> Provided data:
>>>

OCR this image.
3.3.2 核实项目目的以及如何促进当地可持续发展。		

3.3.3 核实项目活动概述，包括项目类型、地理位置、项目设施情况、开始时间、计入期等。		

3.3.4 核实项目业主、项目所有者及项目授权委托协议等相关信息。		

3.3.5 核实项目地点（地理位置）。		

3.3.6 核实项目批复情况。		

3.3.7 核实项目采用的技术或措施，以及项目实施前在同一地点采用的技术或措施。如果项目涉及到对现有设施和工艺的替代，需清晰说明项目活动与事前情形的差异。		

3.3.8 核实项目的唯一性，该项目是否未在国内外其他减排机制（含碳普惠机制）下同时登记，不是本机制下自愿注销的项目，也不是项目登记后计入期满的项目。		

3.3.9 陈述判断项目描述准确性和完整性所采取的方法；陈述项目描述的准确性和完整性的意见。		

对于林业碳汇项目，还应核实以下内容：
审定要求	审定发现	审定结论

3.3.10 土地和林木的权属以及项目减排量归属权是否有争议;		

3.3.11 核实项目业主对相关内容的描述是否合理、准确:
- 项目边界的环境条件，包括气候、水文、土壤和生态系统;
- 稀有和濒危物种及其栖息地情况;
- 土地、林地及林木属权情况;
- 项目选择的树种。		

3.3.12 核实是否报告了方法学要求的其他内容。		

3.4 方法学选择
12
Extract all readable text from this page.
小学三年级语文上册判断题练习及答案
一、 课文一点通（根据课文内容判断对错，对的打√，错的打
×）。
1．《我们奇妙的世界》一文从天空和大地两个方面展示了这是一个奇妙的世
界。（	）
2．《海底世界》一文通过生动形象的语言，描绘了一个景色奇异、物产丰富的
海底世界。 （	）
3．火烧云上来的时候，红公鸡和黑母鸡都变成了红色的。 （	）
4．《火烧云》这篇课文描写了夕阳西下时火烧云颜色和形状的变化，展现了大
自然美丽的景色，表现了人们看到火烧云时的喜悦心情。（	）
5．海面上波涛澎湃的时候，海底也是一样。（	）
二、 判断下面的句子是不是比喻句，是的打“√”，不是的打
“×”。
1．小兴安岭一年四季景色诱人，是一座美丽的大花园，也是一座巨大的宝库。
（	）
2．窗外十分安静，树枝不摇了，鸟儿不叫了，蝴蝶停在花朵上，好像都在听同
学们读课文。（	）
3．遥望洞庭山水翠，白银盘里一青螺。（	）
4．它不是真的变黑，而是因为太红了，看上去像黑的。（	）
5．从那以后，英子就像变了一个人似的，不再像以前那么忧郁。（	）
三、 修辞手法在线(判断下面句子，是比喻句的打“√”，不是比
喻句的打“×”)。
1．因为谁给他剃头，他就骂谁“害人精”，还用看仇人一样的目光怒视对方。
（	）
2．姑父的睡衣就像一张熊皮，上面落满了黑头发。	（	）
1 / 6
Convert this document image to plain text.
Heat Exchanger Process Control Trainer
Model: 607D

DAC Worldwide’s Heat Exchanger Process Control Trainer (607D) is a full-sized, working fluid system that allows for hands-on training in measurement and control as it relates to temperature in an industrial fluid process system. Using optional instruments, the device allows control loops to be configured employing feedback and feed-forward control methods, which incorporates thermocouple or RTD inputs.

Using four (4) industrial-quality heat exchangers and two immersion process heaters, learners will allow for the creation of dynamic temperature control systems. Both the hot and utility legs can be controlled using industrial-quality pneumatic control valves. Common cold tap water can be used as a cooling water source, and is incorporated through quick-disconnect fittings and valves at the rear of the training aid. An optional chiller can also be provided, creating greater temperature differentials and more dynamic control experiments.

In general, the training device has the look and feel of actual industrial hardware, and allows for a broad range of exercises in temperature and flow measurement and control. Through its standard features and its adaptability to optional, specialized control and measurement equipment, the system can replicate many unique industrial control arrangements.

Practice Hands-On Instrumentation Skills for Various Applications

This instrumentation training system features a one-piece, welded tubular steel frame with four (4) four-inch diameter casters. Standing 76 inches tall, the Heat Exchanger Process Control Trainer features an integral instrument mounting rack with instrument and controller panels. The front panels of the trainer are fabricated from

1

<<<

> Directive:
Your task is to reproduce the whole listing exactly.

> Completed task:
OCR this image.
3.3.2 核实项目目的以及如何促进当地可持续发展。		

3.3.3 核实项目活动概述，包括项目类型、地理位置、项目设施情况、开始时间、计入期等。		

3.3.4 核实项目业主、项目所有者及项目授权委托协议等相关信息。		

3.3.5 核实项目地点（地理位置）。		

3.3.6 核实项目批复情况。		

3.3.7 核实项目采用的技术或措施，以及项目实施前在同一地点采用的技术或措施。如果项目涉及到对现有设施和工艺的替代，需清晰说明项目活动与事前情形的差异。		

3.3.8 核实项目的唯一性，该项目是否未在国内外其他减排机制（含碳普惠机制）下同时登记，不是本机制下自愿注销的项目，也不是项目登记后计入期满的项目。		

3.3.9 陈述判断项目描述准确性和完整性所采取的方法；陈述项目描述的准确性和完整性的意见。		

对于林业碳汇项目，还应核实以下内容：
审定要求	审定发现	审定结论

3.3.10 土地和林木的权属以及项目减排量归属权是否有争议;		

3.3.11 核实项目业主对相关内容的描述是否合理、准确:
- 项目边界的环境条件，包括气候、水文、土壤和生态系统;
- 稀有和濒危物种及其栖息地情况;
- 土地、林地及林木属权情况;
- 项目选择的树种。		

3.3.12 核实是否报告了方法学要求的其他内容。		

3.4 方法学选择
12
Extract all readable text from this page.
小学三年级语文上册判断题练习及答案
一、 课文一点通（根据课文内容判断对错，对的打√，错的打
×）。
1．《我们奇妙的世界》一文从天空和大地两个方面展示了这是一个奇妙的世
界。（	）
2．《海底世界》一文通过生动形象的语言，描绘了一个景色奇异、物产丰富的
海底世界。 （	）
3．火烧云上来的时候，红公鸡和黑母鸡都变成了红色的。 （	）
4．《火烧云》这篇课文描写了夕阳西下时火烧云颜色和形状的变化，展现了大
自然美丽的景色，表现了人们看到火烧云时的喜悦心情。（	）
5．海面上波涛澎湃的时候，海底也是一样。（	）
二、 判断下面的句子是不是比喻句，是的打“√”，不是的打
“×”。
1．小兴安岭一年四季景色诱人，是一座美丽的大花园，也是一座巨大的宝库。
（	）
2．窗外十分安静，树枝不摇了，鸟儿不叫了，蝴蝶停在花朵上，好像都在听同
学们读课文。（	）
3．遥望洞庭山水翠，白银盘里一青螺。（	）
4．它不是真的变黑，而是因为太红了，看上去像黑的。（	）
5．从那以后，英子就像变了一个人似的，不再像以前那么忧郁。（	）
三、 修辞手法在线(判断下面句子，是比喻句的打“√”，不是比
喻句的打“×”)。
1．因为谁给他剃头，他就骂谁“害人精”，还用看仇人一样的目光怒视对方。
（	）
2．姑父的睡衣就像一张熊皮，上面落满了黑头发。	（	）
1 / 6
Convert this document image to plain text.
Heat Exchanger Process Control Trainer
Model: 607D

DAC Worldwide’s Heat Exchanger Process Control Trainer (607D) is a full-sized, working fluid system that allows for hands-on training in measurement and control as it relates to temperature in an industrial fluid process system. Using optional instruments, the device allows control loops to be configured employing feedback and feed-forward control methods, which incorporates thermocouple or RTD inputs.

Using four (4) industrial-quality heat exchangers and two immersion process heaters, learners will allow for the creation of dynamic temperature control systems. Both the hot and utility legs can be controlled using industrial-quality pneumatic control valves. Common cold tap water can be used as a cooling water source, and is incorporated through quick-disconnect fittings and valves at the rear of the training aid. An optional chiller can also be provided, creating greater temperature differentials and more dynamic control experiments.

In general, the training device has the look and feel of actual industrial hardware, and allows for a broad range of exercises in temperature and flow measurement and control. Through its standard features and its adaptability to optional, specialized control and measurement equipment, the system can replicate many unique industrial control arrangements.

Practice Hands-On Instrumentation Skills for Various Applications

This instrumentation training system features a one-piece, welded tubular steel frame with four (4) four-inch diameter casters. Standing 76 inches tall, the Heat Exchanger Process Control Trainer features an integral instrument mounting rack with instrument and controller panels. The front panels of the trainer are fabricated from

1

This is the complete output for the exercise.